- **WHAT IS ASKED**
Copy the records between the lines holding "toolbar-zoom-icon[interactable] [28, 67, 37, 76]" and "toolbar-copy-icon[interactable] [105, 67, 114, 76]", inclusive, exactly as they appear.

** START EXTRACTED INFORMATION **

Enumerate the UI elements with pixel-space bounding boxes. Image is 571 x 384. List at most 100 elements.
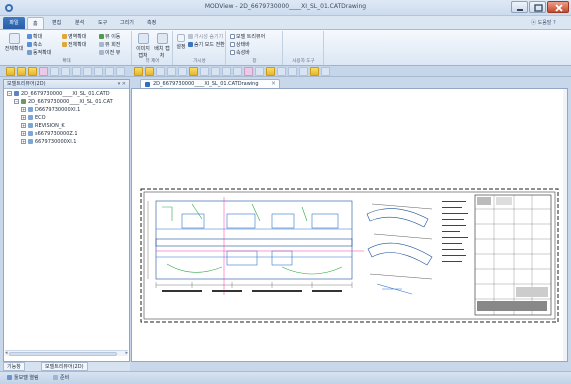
toolbar-zoom-icon[interactable] [28, 67, 37, 76]
batch-capture-button[interactable]: 배치 캡처 [153, 33, 171, 59]
collapse-icon[interactable]: − [7, 91, 12, 96]
tab-feature[interactable]: 기능창 [3, 362, 25, 371]
toolbar-print-icon[interactable] [156, 67, 165, 76]
model-tree-checkbox[interactable]: 모델 트리뷰어 [230, 33, 265, 40]
toolbar-copy-icon[interactable] [105, 67, 114, 76]
help-button[interactable]: ⓐ 도움말 ? [531, 19, 556, 26]
scrollbar-thumb[interactable] [9, 352, 117, 356]
tab-model-tree[interactable]: 모델트리뷰어(2D) [41, 362, 88, 371]
checkbox-icon [230, 50, 235, 55]
zoom-out-button[interactable]: 축소 [27, 41, 42, 48]
status-item-tool-model[interactable]: 툴모델 열림 [4, 374, 42, 383]
toolbar-delete-icon[interactable] [72, 67, 81, 76]
toolbar-highlight-icon[interactable] [189, 67, 198, 76]
toolbar-paste-icon[interactable] [116, 67, 125, 76]
toolbar-measure-icon[interactable] [200, 67, 209, 76]
tree-node-item[interactable]: + D6679730000XI.1 [21, 107, 80, 113]
tree-node-item[interactable]: + s6679730000Z.1 [21, 131, 78, 137]
expand-icon[interactable]: + [21, 107, 26, 112]
tab-draw[interactable]: 그리기 [115, 17, 139, 29]
view-move-button[interactable]: 뷰 이동 [99, 33, 120, 40]
toolbar-rotate-icon[interactable] [61, 67, 70, 76]
expand-icon[interactable]: + [21, 123, 26, 128]
toolbar-snap-icon[interactable] [288, 67, 297, 76]
toolbar-line-icon[interactable] [211, 67, 220, 76]
toolbar-arc-icon[interactable] [222, 67, 231, 76]
tree-node-root[interactable]: −2D_6679730000____XI_SL_01.CATD [7, 91, 110, 97]
minimize-icon [517, 9, 523, 11]
status-item-ready[interactable]: 준비 [50, 374, 72, 383]
image-capture-button[interactable]: 이미지 캡처 [134, 33, 152, 59]
view-group: 이미지 캡처 배치 캡처 뷰 제어 [133, 31, 173, 65]
zoom-in-button[interactable]: 확대 [27, 33, 42, 40]
tab-analysis[interactable]: 분석 [70, 17, 89, 29]
toolbar-redo-icon[interactable] [94, 67, 103, 76]
minimize-button[interactable] [511, 1, 528, 13]
title-bar: MODView - 2D_6679730000____XI_SL_01.CATD… [0, 0, 571, 16]
toolbar-save-icon[interactable] [145, 67, 154, 76]
eye-icon [188, 34, 193, 39]
user-tools-group-title: 사용자 도구 [292, 59, 315, 64]
expand-icon[interactable]: + [21, 115, 26, 120]
tree-node-item[interactable]: + REVISION_K [21, 123, 65, 129]
scroll-left-icon[interactable]: ◂ [5, 350, 8, 356]
toggle-hide-mode-button[interactable]: 숨기 모드 전환 [188, 41, 225, 48]
close-tab-icon[interactable]: × [271, 80, 276, 87]
toolbar-grid-icon[interactable] [277, 67, 286, 76]
toolbar-search-icon[interactable] [50, 67, 59, 76]
tab-tools[interactable]: 도구 [93, 17, 112, 29]
toolbar-fit-icon[interactable] [167, 67, 176, 76]
previous-view-button[interactable]: 이전 뷰 [99, 49, 120, 56]
toolbar-open-icon[interactable] [134, 67, 143, 76]
ribbon-panel: 전체확대 확대 축소 동적확대 영역확대 전체확대 뷰 이동 뷰 회전 이전 뷰… [0, 29, 571, 66]
visibility-group: 설정 가시성 숨기기 숨기 모드 전환 가시성 [174, 31, 226, 65]
tree-node-sheet[interactable]: −2D_6679730000____XI_SL_01.CAT [14, 99, 113, 105]
fit-window-button[interactable]: 전체확대 [62, 41, 86, 48]
window-title: MODView - 2D_6679730000____XI_SL_01.CATD… [204, 3, 367, 10]
toolbar-select-icon[interactable] [6, 67, 15, 76]
document-tab[interactable]: 2D_6679730000____XI_SL_01.CATDrawing × [140, 79, 280, 88]
view-rotate-button[interactable]: 뷰 회전 [99, 41, 120, 48]
toolbar-text-icon[interactable] [233, 67, 242, 76]
expand-icon[interactable]: + [21, 131, 26, 136]
tab-home[interactable]: 홈 [27, 17, 44, 29]
window-group: 모델 트리뷰어 상태바 속성바 창 [227, 31, 283, 65]
fit-all-button[interactable]: 전체확대 [4, 33, 24, 52]
canvas-vertical-scrollbar[interactable] [563, 89, 567, 361]
horizontal-scrollbar[interactable]: ◂ ▸ [5, 350, 128, 356]
tab-edit[interactable]: 편집 [47, 17, 66, 29]
user-tools-group: 사용자 도구 [284, 31, 324, 65]
property-bar-checkbox[interactable]: 속성바 [230, 49, 250, 56]
toolbar-pan-icon[interactable] [17, 67, 26, 76]
status-bar-checkbox[interactable]: 상태바 [230, 41, 250, 48]
toolbar-markup-icon[interactable] [39, 67, 48, 76]
tree-node-item[interactable]: +6679730000XI.1 [21, 139, 76, 145]
drawing-canvas[interactable] [131, 88, 568, 362]
toolbar-window-icon[interactable] [178, 67, 187, 76]
hide-visibility-button[interactable]: 가시성 숨기기 [188, 33, 223, 40]
document-tab-label: 2D_6679730000____XI_SL_01.CATDrawing [153, 81, 259, 87]
toolbar-dropdown-icon[interactable] [321, 67, 330, 76]
toolbar-layer-icon[interactable] [255, 67, 264, 76]
tab-measure[interactable]: 측정 [142, 17, 161, 29]
tab-file[interactable]: 파일 [3, 17, 25, 29]
maximize-button[interactable] [529, 1, 546, 13]
toolbar-note-icon[interactable] [266, 67, 275, 76]
tree-node-item[interactable]: + ECO [21, 115, 46, 121]
toolbar-export-icon[interactable] [310, 67, 319, 76]
view-icon [28, 123, 33, 128]
zoom-window-button[interactable]: 영역확대 [62, 33, 86, 40]
pane-buttons[interactable]: ▾ ✕ [118, 80, 126, 89]
collapse-icon[interactable]: − [14, 99, 19, 104]
scroll-right-icon[interactable]: ▸ [125, 350, 128, 356]
toolbar-color-icon[interactable] [244, 67, 253, 76]
expand-icon[interactable]: + [21, 139, 26, 144]
window-group-title: 창 [252, 59, 257, 64]
settings-button[interactable]: 설정 [175, 34, 187, 50]
model-tree-header: 모델트리뷰어(2D) ▾ ✕ [4, 80, 129, 89]
toolbar-undo-icon[interactable] [83, 67, 92, 76]
view-icon [28, 131, 33, 136]
close-button[interactable] [547, 1, 569, 13]
toolbar-compare-icon[interactable] [299, 67, 308, 76]
dynamic-zoom-button[interactable]: 동적확대 [27, 49, 51, 56]
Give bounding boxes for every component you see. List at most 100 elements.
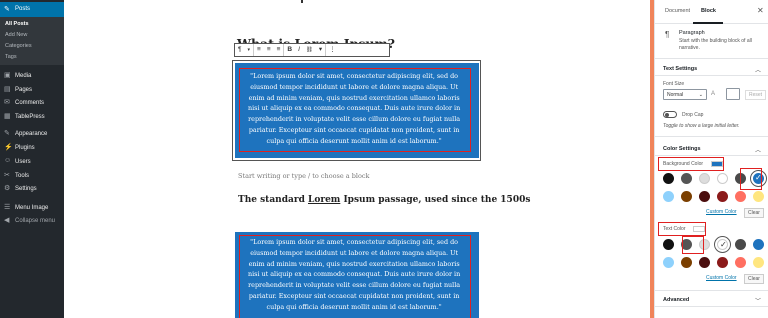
- menu-item-settings[interactable]: ⚙ Settings: [0, 183, 64, 195]
- text-custom-color-link[interactable]: Custom Color: [706, 275, 737, 281]
- align-right-icon[interactable]: ≡: [274, 44, 284, 56]
- submenu-categories[interactable]: Categories: [5, 43, 32, 49]
- cursor-mark: [301, 0, 303, 3]
- color-settings-header[interactable]: Color Settings ︿: [655, 142, 768, 156]
- heading2-text: The standard: [238, 195, 308, 205]
- more-formats-icon[interactable]: ▾: [316, 44, 325, 56]
- menu-item-label: Plugins: [15, 145, 35, 151]
- color-settings-title: Color Settings: [663, 146, 701, 152]
- paragraph-text-1[interactable]: "Lorem ipsum dolor sit amet, consectetur…: [248, 71, 460, 147]
- menu-item-appearance[interactable]: ✎ Appearance: [0, 128, 64, 140]
- appearance-icon: ✎: [4, 130, 10, 137]
- paragraph-icon[interactable]: ¶: [235, 44, 245, 56]
- bold-button[interactable]: B: [284, 44, 295, 56]
- menu-item-comments[interactable]: ✉ Comments: [0, 97, 64, 109]
- menu-item-label: Pages: [15, 87, 33, 93]
- bg-clear-button[interactable]: Clear: [744, 208, 764, 218]
- text-clear-button[interactable]: Clear: [744, 274, 764, 284]
- font-size-label: Font Size: [663, 81, 685, 87]
- paragraph-line: enim ad minim veniam, quis nostrud exerc…: [248, 259, 460, 268]
- custom-font-size-input[interactable]: [726, 88, 740, 100]
- paragraph-line: "Lorem ipsum dolor sit amet, consectetur…: [250, 238, 459, 246]
- menu-item-label: Media: [15, 73, 32, 79]
- paragraph-text-2[interactable]: "Lorem ipsum dolor sit amet, consectetur…: [248, 237, 460, 313]
- menu-item-collapse-menu[interactable]: ◀ Collapse menu: [0, 215, 64, 227]
- color-swatch[interactable]: [699, 173, 710, 184]
- paragraph-line: enim ad minim veniam, quis nostrud exerc…: [248, 93, 460, 102]
- paragraph-line: reprehenderit in voluptate velit esse ci…: [248, 281, 461, 290]
- color-swatch[interactable]: [663, 257, 674, 268]
- collapse-icon: ◀: [4, 217, 10, 224]
- chevron-down-icon[interactable]: ▾: [245, 44, 254, 56]
- menu-item-posts-label: Posts: [15, 6, 31, 12]
- menu-item-posts[interactable]: ✎ Posts: [0, 2, 64, 17]
- color-swatch[interactable]: [681, 257, 692, 268]
- chevron-down-icon: ⌄: [698, 92, 703, 98]
- color-swatch[interactable]: [681, 173, 692, 184]
- color-swatch[interactable]: [717, 257, 728, 268]
- font-size-value: Normal: [667, 92, 684, 98]
- font-size-select[interactable]: Normal ⌄: [663, 89, 707, 100]
- menu-item-users[interactable]: ☺ Users: [0, 156, 64, 168]
- paragraph-block-1[interactable]: "Lorem ipsum dolor sit amet, consectetur…: [235, 63, 479, 158]
- more-options-icon[interactable]: ⋮: [326, 44, 339, 56]
- tab-document[interactable]: Document: [665, 8, 690, 14]
- submenu-tags[interactable]: Tags: [5, 54, 17, 60]
- color-swatch[interactable]: [663, 239, 674, 250]
- menu-item-plugins[interactable]: ⚡ Plugins: [0, 142, 64, 154]
- submenu-add-new[interactable]: Add New: [5, 32, 27, 38]
- block-toolbar: ¶ ▾ ≡ ≡ ≡ B I ⛓ ▾ ⋮: [234, 43, 390, 57]
- color-swatch[interactable]: [735, 239, 746, 250]
- color-swatch[interactable]: ✓: [717, 239, 728, 250]
- chevron-up-icon: ︿: [754, 148, 761, 154]
- color-swatch[interactable]: [753, 257, 764, 268]
- color-swatch[interactable]: [681, 191, 692, 202]
- color-swatch[interactable]: [753, 239, 764, 250]
- sidebar-tabs: Document Block ✕: [655, 0, 768, 24]
- heading2-underlined-word: Lorem: [308, 195, 341, 205]
- align-left-icon[interactable]: ≡: [254, 44, 264, 56]
- submenu-all-posts[interactable]: All Posts: [5, 21, 29, 27]
- block-placeholder[interactable]: Start writing or type / to choose a bloc…: [238, 172, 369, 180]
- color-swatch[interactable]: [753, 191, 764, 202]
- paragraph-line: eiusmod tempor incididunt ut labore et d…: [250, 82, 459, 91]
- drop-cap-toggle[interactable]: [663, 111, 677, 118]
- menu-item-menu-image[interactable]: ☰ Menu Image: [0, 202, 64, 214]
- tools-icon: ✂: [4, 172, 10, 179]
- advanced-header[interactable]: Advanced ﹀: [655, 293, 768, 307]
- color-swatch[interactable]: [717, 191, 728, 202]
- color-swatch[interactable]: [699, 191, 710, 202]
- color-swatch[interactable]: [717, 173, 728, 184]
- menu-item-pages[interactable]: ▤ Pages: [0, 84, 64, 96]
- menu-item-label: Appearance: [15, 131, 48, 137]
- text-settings-header[interactable]: Text Settings ︿: [655, 62, 768, 76]
- color-swatch[interactable]: [663, 173, 674, 184]
- advanced-title: Advanced: [663, 297, 690, 303]
- color-swatch[interactable]: [735, 257, 746, 268]
- menu-item-label: Menu Image: [15, 205, 49, 211]
- users-icon: ☺: [4, 157, 12, 164]
- menu-item-tools[interactable]: ✂ Tools: [0, 170, 64, 182]
- color-swatch[interactable]: [735, 191, 746, 202]
- menu-item-media[interactable]: ▣ Media: [0, 70, 64, 82]
- text-settings-title: Text Settings: [663, 66, 698, 72]
- bg-custom-color-link[interactable]: Custom Color: [706, 209, 737, 215]
- close-icon[interactable]: ✕: [757, 6, 764, 15]
- italic-button[interactable]: I: [295, 44, 303, 56]
- paragraph-block-2[interactable]: "Lorem ipsum dolor sit amet, consectetur…: [235, 232, 479, 318]
- menu-item-label: Collapse menu: [15, 218, 56, 224]
- check-icon: ✓: [720, 240, 727, 249]
- menu-image-icon: ☰: [4, 204, 11, 211]
- color-swatch[interactable]: [663, 191, 674, 202]
- background-color-label: Background Color: [663, 161, 704, 167]
- tablepress-icon: ▦: [4, 113, 11, 120]
- heading-standard-passage[interactable]: The standard Lorem Ipsum passage, used s…: [238, 195, 538, 206]
- menu-item-tablepress[interactable]: ▦ TablePress: [0, 111, 64, 123]
- tab-block[interactable]: Block: [701, 8, 716, 14]
- menu-item-label: Users: [15, 159, 31, 165]
- paragraph-line: pariatur. Excepteur sint occaecat cupida…: [248, 125, 460, 134]
- color-swatch[interactable]: [699, 257, 710, 268]
- align-center-icon[interactable]: ≡: [264, 44, 274, 56]
- font-size-reset-button[interactable]: Reset: [745, 90, 767, 100]
- link-icon[interactable]: ⛓: [303, 44, 316, 56]
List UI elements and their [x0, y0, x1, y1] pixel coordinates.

** END EXTRACTED INFORMATION **

- **THE OUTPUT**
toolbar-zoom-icon[interactable] [28, 67, 37, 76]
batch-capture-button[interactable]: 배치 캡처 [153, 33, 171, 59]
collapse-icon[interactable]: − [7, 91, 12, 96]
tab-feature[interactable]: 기능창 [3, 362, 25, 371]
toolbar-print-icon[interactable] [156, 67, 165, 76]
model-tree-checkbox[interactable]: 모델 트리뷰어 [230, 33, 265, 40]
toolbar-copy-icon[interactable] [105, 67, 114, 76]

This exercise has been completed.